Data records
• • • • • • •

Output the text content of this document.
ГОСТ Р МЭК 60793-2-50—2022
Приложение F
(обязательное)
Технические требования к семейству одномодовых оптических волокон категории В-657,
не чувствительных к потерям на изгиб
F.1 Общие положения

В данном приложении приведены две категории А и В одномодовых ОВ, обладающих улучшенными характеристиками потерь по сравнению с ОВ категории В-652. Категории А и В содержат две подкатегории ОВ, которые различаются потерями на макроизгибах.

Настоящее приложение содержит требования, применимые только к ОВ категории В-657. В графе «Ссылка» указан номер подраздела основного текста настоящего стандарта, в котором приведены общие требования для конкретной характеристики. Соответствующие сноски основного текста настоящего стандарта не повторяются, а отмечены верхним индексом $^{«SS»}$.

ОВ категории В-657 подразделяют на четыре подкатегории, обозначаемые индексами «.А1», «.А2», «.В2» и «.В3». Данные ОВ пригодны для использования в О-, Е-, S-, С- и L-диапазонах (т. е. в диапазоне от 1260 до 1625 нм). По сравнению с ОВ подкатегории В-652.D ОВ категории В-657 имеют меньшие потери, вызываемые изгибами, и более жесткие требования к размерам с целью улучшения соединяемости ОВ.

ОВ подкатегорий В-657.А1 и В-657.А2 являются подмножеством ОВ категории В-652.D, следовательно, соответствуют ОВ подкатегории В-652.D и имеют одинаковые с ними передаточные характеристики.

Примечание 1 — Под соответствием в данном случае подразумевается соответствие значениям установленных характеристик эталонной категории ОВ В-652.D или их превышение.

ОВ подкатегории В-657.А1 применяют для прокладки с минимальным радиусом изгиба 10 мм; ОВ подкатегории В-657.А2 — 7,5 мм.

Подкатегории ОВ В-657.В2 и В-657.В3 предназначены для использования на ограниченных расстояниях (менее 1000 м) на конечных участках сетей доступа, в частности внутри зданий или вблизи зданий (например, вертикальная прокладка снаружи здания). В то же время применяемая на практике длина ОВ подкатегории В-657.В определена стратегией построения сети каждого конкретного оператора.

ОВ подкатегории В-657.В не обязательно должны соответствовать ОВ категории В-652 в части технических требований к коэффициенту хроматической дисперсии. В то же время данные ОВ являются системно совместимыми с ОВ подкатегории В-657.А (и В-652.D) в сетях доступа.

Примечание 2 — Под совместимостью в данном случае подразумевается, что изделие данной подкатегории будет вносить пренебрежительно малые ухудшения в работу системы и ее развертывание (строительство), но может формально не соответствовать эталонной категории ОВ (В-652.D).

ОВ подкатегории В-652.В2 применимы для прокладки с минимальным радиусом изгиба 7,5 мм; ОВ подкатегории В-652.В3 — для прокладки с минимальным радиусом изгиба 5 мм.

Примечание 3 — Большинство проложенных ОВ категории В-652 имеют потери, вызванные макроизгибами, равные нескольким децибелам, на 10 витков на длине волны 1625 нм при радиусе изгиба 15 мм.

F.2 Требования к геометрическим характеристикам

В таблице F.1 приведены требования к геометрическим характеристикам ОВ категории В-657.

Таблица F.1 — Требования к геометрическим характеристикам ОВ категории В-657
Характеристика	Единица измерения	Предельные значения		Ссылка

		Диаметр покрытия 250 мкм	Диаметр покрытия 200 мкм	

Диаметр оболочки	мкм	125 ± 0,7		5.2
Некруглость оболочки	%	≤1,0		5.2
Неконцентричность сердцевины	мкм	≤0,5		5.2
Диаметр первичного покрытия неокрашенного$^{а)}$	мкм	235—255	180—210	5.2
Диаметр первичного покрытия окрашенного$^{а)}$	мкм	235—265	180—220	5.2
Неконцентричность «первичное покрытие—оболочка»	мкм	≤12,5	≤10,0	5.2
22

• • • • • • •

» **THE REQUEST**: From the listing above, return each line with the word "доступа".

» **OUTPUT OF THE TASK**:
Подкатегории ОВ В-657.В2 и В-657.В3 предназначены для использования на ограниченных расстояниях (менее 1000 м) на конечных участках сетей доступа, в частности внутри зданий или вблизи зданий (например, вертикальная прокладка снаружи здания). В то же время применяемая на практике длина ОВ подкатегории В-657.В определена стратегией построения сети каждого конкретного оператора.
ОВ подкатегории В-657.В не обязательно должны соответствовать ОВ категории В-652 в части технических требований к коэффициенту хроматической дисперсии. В то же время данные ОВ являются системно совместимыми с ОВ подкатегории В-657.А (и В-652.D) в сетях доступа.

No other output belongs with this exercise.